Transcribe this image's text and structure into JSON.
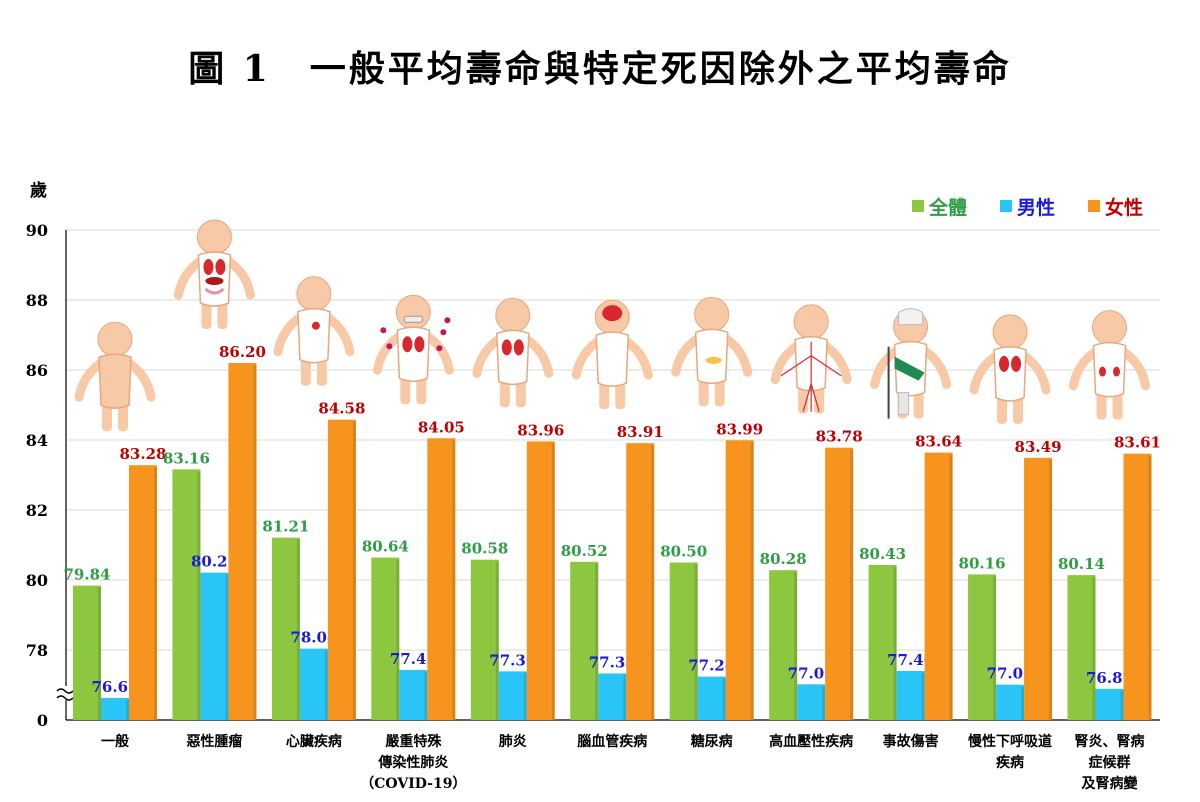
{
  "title": "圖 1　一般平均壽命與特定死因除外之平均壽命",
  "chart_data": {
    "type": "bar",
    "ylabel": "歲",
    "ylim": [
      76.0,
      90.0
    ],
    "yticks": [
      "0",
      "78",
      "80",
      "82",
      "84",
      "86",
      "88",
      "90"
    ],
    "axis_break": true,
    "legend_position": "top-right",
    "grid": true,
    "categories": [
      [
        "一般"
      ],
      [
        "惡性腫瘤"
      ],
      [
        "心臟疾病"
      ],
      [
        "嚴重特殊",
        "傳染性肺炎",
        "（COVID-19）"
      ],
      [
        "肺炎"
      ],
      [
        "腦血管疾病"
      ],
      [
        "糖尿病"
      ],
      [
        "高血壓性疾病"
      ],
      [
        "事故傷害"
      ],
      [
        "慢性下呼吸道",
        "疾病"
      ],
      [
        "腎炎、腎病",
        "症候群",
        "及腎病變"
      ]
    ],
    "series": [
      {
        "name": "全體",
        "color": "#8dc63f",
        "label_color": "#2e9e44",
        "values": [
          79.84,
          83.16,
          81.21,
          80.64,
          80.58,
          80.52,
          80.5,
          80.28,
          80.43,
          80.16,
          80.14
        ]
      },
      {
        "name": "男性",
        "color": "#29c5f6",
        "label_color": "#1a1adb",
        "values": [
          76.63,
          80.21,
          78.04,
          77.43,
          77.39,
          77.33,
          77.24,
          77.02,
          77.4,
          77.01,
          76.89
        ]
      },
      {
        "name": "女性",
        "color": "#f7941d",
        "label_color": "#c00000",
        "values": [
          83.28,
          86.2,
          84.58,
          84.05,
          83.96,
          83.91,
          83.99,
          83.78,
          83.64,
          83.49,
          83.61
        ]
      }
    ],
    "figure_icons": [
      "body-figure-icon",
      "body-tumor-organs-icon",
      "body-heart-icon",
      "body-covid-lungs-icon",
      "body-lungs-icon",
      "body-brain-icon",
      "body-pancreas-icon",
      "body-blood-vessels-icon",
      "body-injury-cast-icon",
      "body-airway-lungs-icon",
      "body-kidneys-icon"
    ]
  }
}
------------
__YOUR ASSIGNMENT__:
In the preceding material, find each line holding the word "lungs" and copy it out.

__SOLUTION BELOW__:
      "body-covid-lungs-icon",
      "body-lungs-icon",
      "body-airway-lungs-icon",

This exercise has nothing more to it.